* **OBJECTIVE**:
Everything in the listing except the pictures should be written out exactly.

### RECORDS TO PROCESS ###

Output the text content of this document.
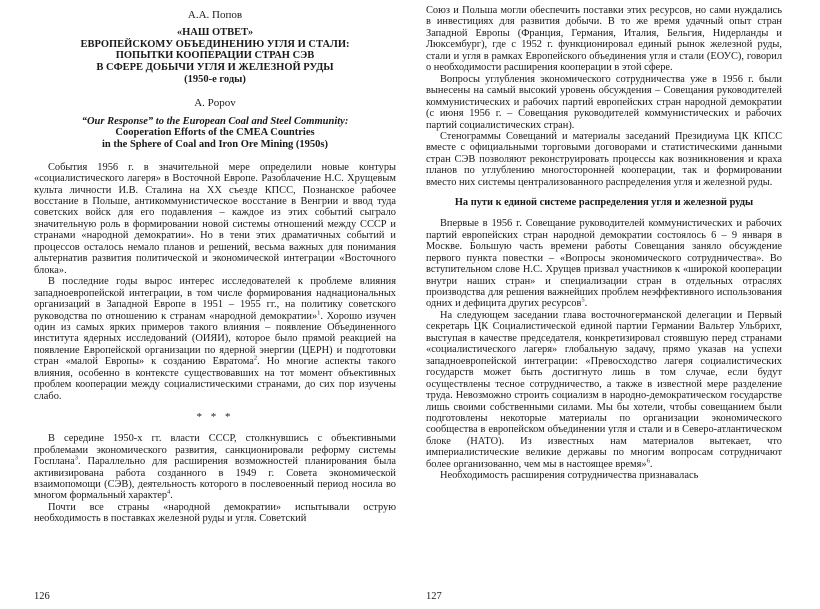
А.А. Попов
«НАШ ОТВЕТ»
ЕВРОПЕЙСКОМУ ОБЪЕДИНЕНИЮ УГЛЯ И СТАЛИ:
ПОПЫТКИ КООПЕРАЦИИ СТРАН СЭВ
В СФЕРЕ ДОБЫЧИ УГЛЯ И ЖЕЛЕЗНОЙ РУДЫ
(1950-е годы)
A. Popov
“Our Response” to the European Coal and Steel Community:
Cooperation Efforts of the CMEA Countries
in the Sphere of Coal and Iron Ore Mining (1950s)

События 1956 г. в значительной мере определили новые контуры «социалистического лагеря» в Восточной Европе. Разоблачение Н.С. Хрущевым культа личности И.В. Сталина на XX съезде КПСС, Познанское рабочее восстание в Польше, антикоммунистическое восстание в Венгрии и ввод туда советских войск для его подавления – каждое из этих событий сыграло значительную роль в формировании новой системы отношений между СССР и странами «народной демократии». Но в тени этих драматичных событий и процессов осталось немало планов и решений, весьма важных для понимания альтернатив развития политической и экономической интеграции «Восточного блока».

В последние годы вырос интерес исследователей к проблеме влияния западноевропейской интеграции, в том числе формирования наднациональных организаций в Западной Европе в 1951 – 1955 гг., на политику советского руководства по отношению к странам «народной демократии»$^1$. Хорошо изучен один из самых ярких примеров такого влияния – появление Объединенного института ядерных исследований (ОИЯИ), которое было прямой реакцией на появление Европейской организации по ядерной энергии (ЦЕРН) и подготовки стран «малой Европы» к созданию Евратома$^2$. Но многие аспекты такого влияния, особенно в контексте существовавших на тот момент объективных проблем кооперации между социалистическими странами, до сих пор изучены слабо.

* * *

В середине 1950-х гг. власти СССР, столкнувшись с объективными проблемами экономического развития, санкционировали реформу системы Госплана$^3$. Параллельно для расширения возможностей планирования была активизирована работа созданного в 1949 г. Совета экономической взаимопомощи (СЭВ), деятельность которого в послевоенный период носила во многом формальный характер$^4$.

Почти все страны «народной демократии» испытывали острую необходимость в поставках железной руды и угля. Советский

126

Союз и Польша могли обеспечить поставки этих ресурсов, но сами нуждались в инвестициях для развития добычи. В то же время удачный опыт стран Западной Европы (Франция, Германия, Италия, Бельгия, Нидерланды и Люксембург), где с 1952 г. функционировал единый рынок железной руды, стали и угля в рамках Европейского объединения угля и стали (ЕОУС), говорил о необходимости расширения кооперации в этой сфере.

Вопросы углубления экономического сотрудничества уже в 1956 г. были вынесены на самый высокий уровень обсуждения – Совещания руководителей коммунистических и рабочих партий европейских стран народной демократии (с июня 1956 г. – Совещания руководителей коммунистических и рабочих партий социалистических стран).

Стенограммы Совещаний и материалы заседаний Президиума ЦК КПСС вместе с официальными торговыми договорами и статистическими данными стран СЭВ позволяют реконструировать процессы как возникновения и краха планов по углублению многосторонней кооперации, так и формировании вместо них системы централизованного распределения угля и железной руды.

На пути к единой системе распределения угля и железной руды

Впервые в 1956 г. Совещание руководителей коммунистических и рабочих партий европейских стран народной демократии состоялось 6 – 9 января в Москве. Большую часть времени работы Совещания заняло обсуждение первого пункта повестки – «Вопросы экономического сотрудничества». Во вступительном слове Н.С. Хрущев призвал участников к «широкой кооперации внутри наших стран» и специализации стран в отдельных отраслях производства для решения важнейших проблем неэффективного использования одних и дефицита других ресурсов$^5$.

На следующем заседании глава восточногерманской делегации и Первый секретарь ЦК Социалистической единой партии Германии Вальтер Ульбрихт, выступая в качестве председателя, конкретизировал стоявшую перед странами «социалистического лагеря» глобальную задачу, прямо указав на успехи западноевропейской интеграции: «Превосходство лагеря социалистических государств может быть достигнуто лишь в том случае, если будут осуществлены тесное сотрудничество, а также в известной мере разделение труда. Невозможно строить социализм в народно-демократическом государстве лишь своими собственными силами. Мы бы хотели, чтобы совещанием были подготовлены некоторые материалы по организации экономического сообщества в европейском объединении угля и стали и в Северо-атлантическом блоке (НАТО). Из известных нам материалов вытекает, что империалистические великие державы по многим вопросам сотрудничают более организованно, чем мы в настоящее время»$^6$.

Необходимость расширения сотрудничества признавалась

127
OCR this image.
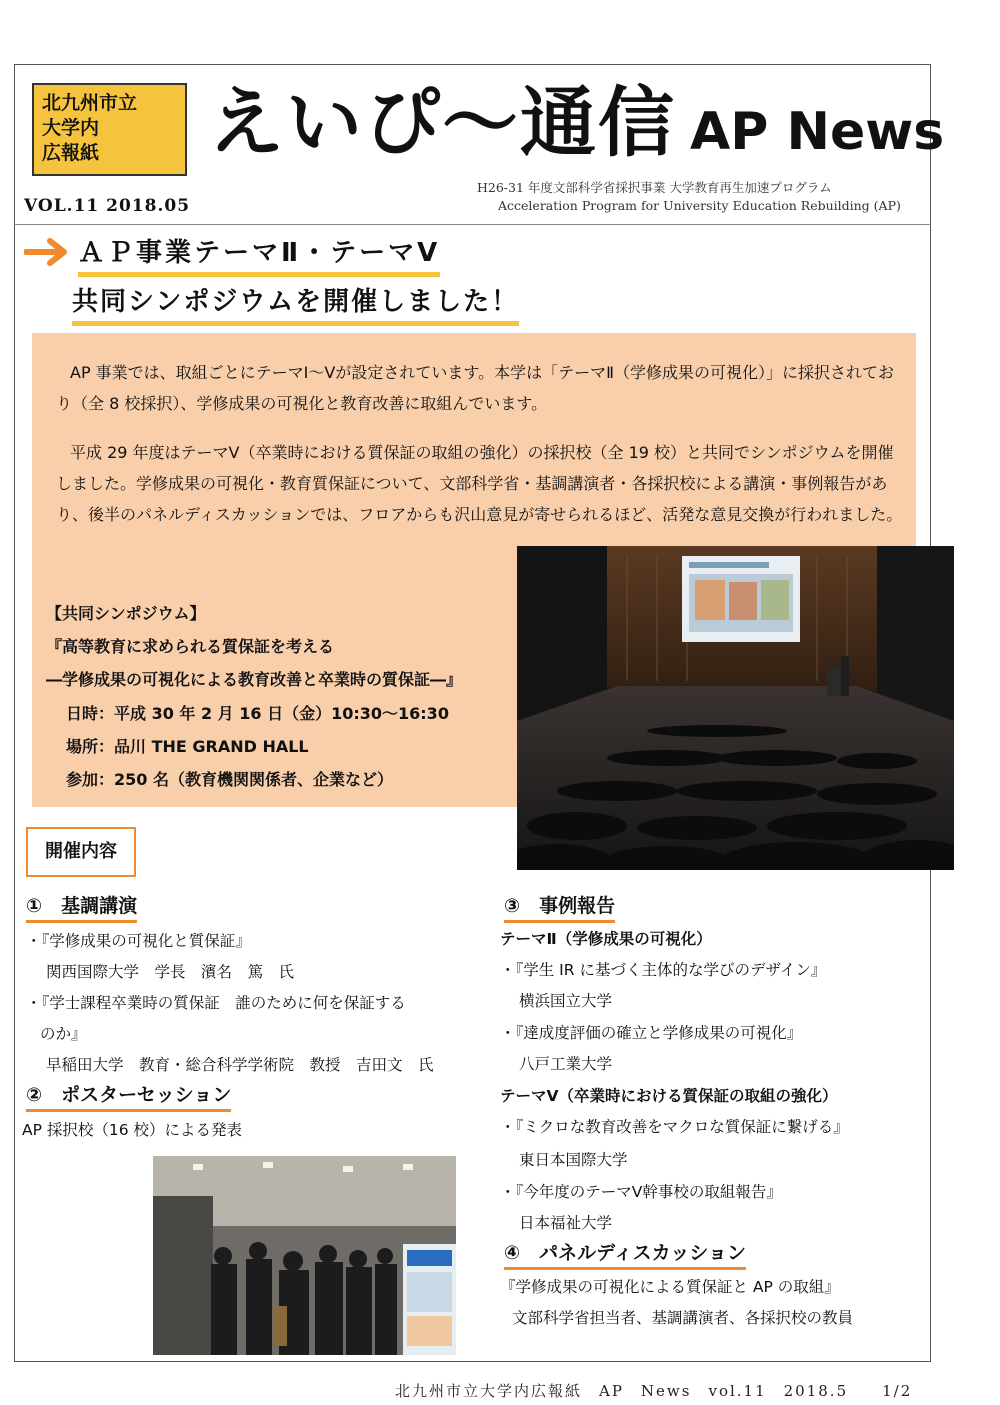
北九州市立
大学内
広報紙	えいぴ～通信 AP News
VOL.11 2018.05
H26-31 年度文部科学省採択事業 大学教育再生加速プログラム
Acceleration Program for University Education Rebuilding (AP)
ＡＰ事業テーマⅡ・テーマⅤ
共同シンポジウムを開催しました！
AP 事業では、取組ごとにテーマⅠ～Ⅴが設定されています。本学は「テーマⅡ（学修成果の可視化）」に採択されており（全 8 校採択）、学修成果の可視化と教育改善に取組んでいます。
平成 29 年度はテーマⅤ（卒業時における質保証の取組の強化）の採択校（全 19 校）と共同でシンポジウムを開催しました。学修成果の可視化・教育質保証について、文部科学省・基調講演者・各採択校による講演・事例報告があり、後半のパネルディスカッションでは、フロアからも沢山意見が寄せられるほど、活発な意見交換が行われました。
【共同シンポジウム】
『高等教育に求められる質保証を考える
―学修成果の可視化による教育改善と卒業時の質保証―』
日時：平成 30 年 2 月 16 日（金）10:30～16:30
場所：品川 THE GRAND HALL
参加：250 名（教育機関関係者、企業など）
開催内容
①　基調講演
・『学修成果の可視化と質保証』
関西国際大学　学長　濱名　篤　氏
・『学士課程卒業時の質保証　誰のために何を保証する
のか』
早稲田大学　教育・総合科学学術院　教授　吉田文　氏
②　ポスターセッション
AP 採択校（16 校）による発表
③　事例報告
テーマⅡ（学修成果の可視化）
・『学生 IR に基づく主体的な学びのデザイン』
横浜国立大学
・『達成度評価の確立と学修成果の可視化』
八戸工業大学
テーマⅤ（卒業時における質保証の取組の強化）
・『ミクロな教育改善をマクロな質保証に繋げる』
東日本国際大学
・『今年度のテーマⅤ幹事校の取組報告』
日本福祉大学
④　パネルディスカッション
『学修成果の可視化による質保証と AP の取組』
文部科学省担当者、基調講演者、各採択校の教員
北九州市立大学内広報紙　AP　News　vol.11　2018.5　　1/2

###

* **EXPECTED OUTPUT**:
Output the text content of this document.
А.А. Попов
«НАШ ОТВЕТ»
ЕВРОПЕЙСКОМУ ОБЪЕДИНЕНИЮ УГЛЯ И СТАЛИ:
ПОПЫТКИ КООПЕРАЦИИ СТРАН СЭВ
В СФЕРЕ ДОБЫЧИ УГЛЯ И ЖЕЛЕЗНОЙ РУДЫ
(1950-е годы)
A. Popov
“Our Response” to the European Coal and Steel Community:
Cooperation Efforts of the CMEA Countries
in the Sphere of Coal and Iron Ore Mining (1950s)

События 1956 г. в значительной мере определили новые контуры «социалистического лагеря» в Восточной Европе. Разоблачение Н.С. Хрущевым культа личности И.В. Сталина на XX съезде КПСС, Познанское рабочее восстание в Польше, антикоммунистическое восстание в Венгрии и ввод туда советских войск для его подавления – каждое из этих событий сыграло значительную роль в формировании новой системы отношений между СССР и странами «народной демократии». Но в тени этих драматичных событий и процессов осталось немало планов и решений, весьма важных для понимания альтернатив развития политической и экономической интеграции «Восточного блока».

В последние годы вырос интерес исследователей к проблеме влияния западноевропейской интеграции, в том числе формирования наднациональных организаций в Западной Европе в 1951 – 1955 гг., на политику советского руководства по отношению к странам «народной демократии»$^1$. Хорошо изучен один из самых ярких примеров такого влияния – появление Объединенного института ядерных исследований (ОИЯИ), которое было прямой реакцией на появление Европейской организации по ядерной энергии (ЦЕРН) и подготовки стран «малой Европы» к созданию Евратома$^2$. Но многие аспекты такого влияния, особенно в контексте существовавших на тот момент объективных проблем кооперации между социалистическими странами, до сих пор изучены слабо.

* * *

В середине 1950-х гг. власти СССР, столкнувшись с объективными проблемами экономического развития, санкционировали реформу системы Госплана$^3$. Параллельно для расширения возможностей планирования была активизирована работа созданного в 1949 г. Совета экономической взаимопомощи (СЭВ), деятельность которого в послевоенный период носила во многом формальный характер$^4$.

Почти все страны «народной демократии» испытывали острую необходимость в поставках железной руды и угля. Советский

126

Союз и Польша могли обеспечить поставки этих ресурсов, но сами нуждались в инвестициях для развития добычи. В то же время удачный опыт стран Западной Европы (Франция, Германия, Италия, Бельгия, Нидерланды и Люксембург), где с 1952 г. функционировал единый рынок железной руды, стали и угля в рамках Европейского объединения угля и стали (ЕОУС), говорил о необходимости расширения кооперации в этой сфере.

Вопросы углубления экономического сотрудничества уже в 1956 г. были вынесены на самый высокий уровень обсуждения – Совещания руководителей коммунистических и рабочих партий европейских стран народной демократии (с июня 1956 г. – Совещания руководителей коммунистических и рабочих партий социалистических стран).

Стенограммы Совещаний и материалы заседаний Президиума ЦК КПСС вместе с официальными торговыми договорами и статистическими данными стран СЭВ позволяют реконструировать процессы как возникновения и краха планов по углублению многосторонней кооперации, так и формировании вместо них системы централизованного распределения угля и железной руды.

На пути к единой системе распределения угля и железной руды

Впервые в 1956 г. Совещание руководителей коммунистических и рабочих партий европейских стран народной демократии состоялось 6 – 9 января в Москве. Большую часть времени работы Совещания заняло обсуждение первого пункта повестки – «Вопросы экономического сотрудничества». Во вступительном слове Н.С. Хрущев призвал участников к «широкой кооперации внутри наших стран» и специализации стран в отдельных отраслях производства для решения важнейших проблем неэффективного использования одних и дефицита других ресурсов$^5$.

На следующем заседании глава восточногерманской делегации и Первый секретарь ЦК Социалистической единой партии Германии Вальтер Ульбрихт, выступая в качестве председателя, конкретизировал стоявшую перед странами «социалистического лагеря» глобальную задачу, прямо указав на успехи западноевропейской интеграции: «Превосходство лагеря социалистических государств может быть достигнуто лишь в том случае, если будут осуществлены тесное сотрудничество, а также в известной мере разделение труда. Невозможно строить социализм в народно-демократическом государстве лишь своими собственными силами. Мы бы хотели, чтобы совещанием были подготовлены некоторые материалы по организации экономического сообщества в европейском объединении угля и стали и в Северо-атлантическом блоке (НАТО). Из известных нам материалов вытекает, что империалистические великие державы по многим вопросам сотрудничают более организованно, чем мы в настоящее время»$^6$.

Необходимость расширения сотрудничества признавалась

127
OCR this image.
北九州市立
大学内
広報紙	えいぴ～通信 AP News
VOL.11 2018.05
H26-31 年度文部科学省採択事業 大学教育再生加速プログラム
Acceleration Program for University Education Rebuilding (AP)
ＡＰ事業テーマⅡ・テーマⅤ
共同シンポジウムを開催しました！
AP 事業では、取組ごとにテーマⅠ～Ⅴが設定されています。本学は「テーマⅡ（学修成果の可視化）」に採択されており（全 8 校採択）、学修成果の可視化と教育改善に取組んでいます。
平成 29 年度はテーマⅤ（卒業時における質保証の取組の強化）の採択校（全 19 校）と共同でシンポジウムを開催しました。学修成果の可視化・教育質保証について、文部科学省・基調講演者・各採択校による講演・事例報告があり、後半のパネルディスカッションでは、フロアからも沢山意見が寄せられるほど、活発な意見交換が行われました。
【共同シンポジウム】
『高等教育に求められる質保証を考える
―学修成果の可視化による教育改善と卒業時の質保証―』
日時：平成 30 年 2 月 16 日（金）10:30～16:30
場所：品川 THE GRAND HALL
参加：250 名（教育機関関係者、企業など）
開催内容
①　基調講演
・『学修成果の可視化と質保証』
関西国際大学　学長　濱名　篤　氏
・『学士課程卒業時の質保証　誰のために何を保証する
のか』
早稲田大学　教育・総合科学学術院　教授　吉田文　氏
②　ポスターセッション
AP 採択校（16 校）による発表
③　事例報告
テーマⅡ（学修成果の可視化）
・『学生 IR に基づく主体的な学びのデザイン』
横浜国立大学
・『達成度評価の確立と学修成果の可視化』
八戸工業大学
テーマⅤ（卒業時における質保証の取組の強化）
・『ミクロな教育改善をマクロな質保証に繋げる』
東日本国際大学
・『今年度のテーマⅤ幹事校の取組報告』
日本福祉大学
④　パネルディスカッション
『学修成果の可視化による質保証と AP の取組』
文部科学省担当者、基調講演者、各採択校の教員
北九州市立大学内広報紙　AP　News　vol.11　2018.5　　1/2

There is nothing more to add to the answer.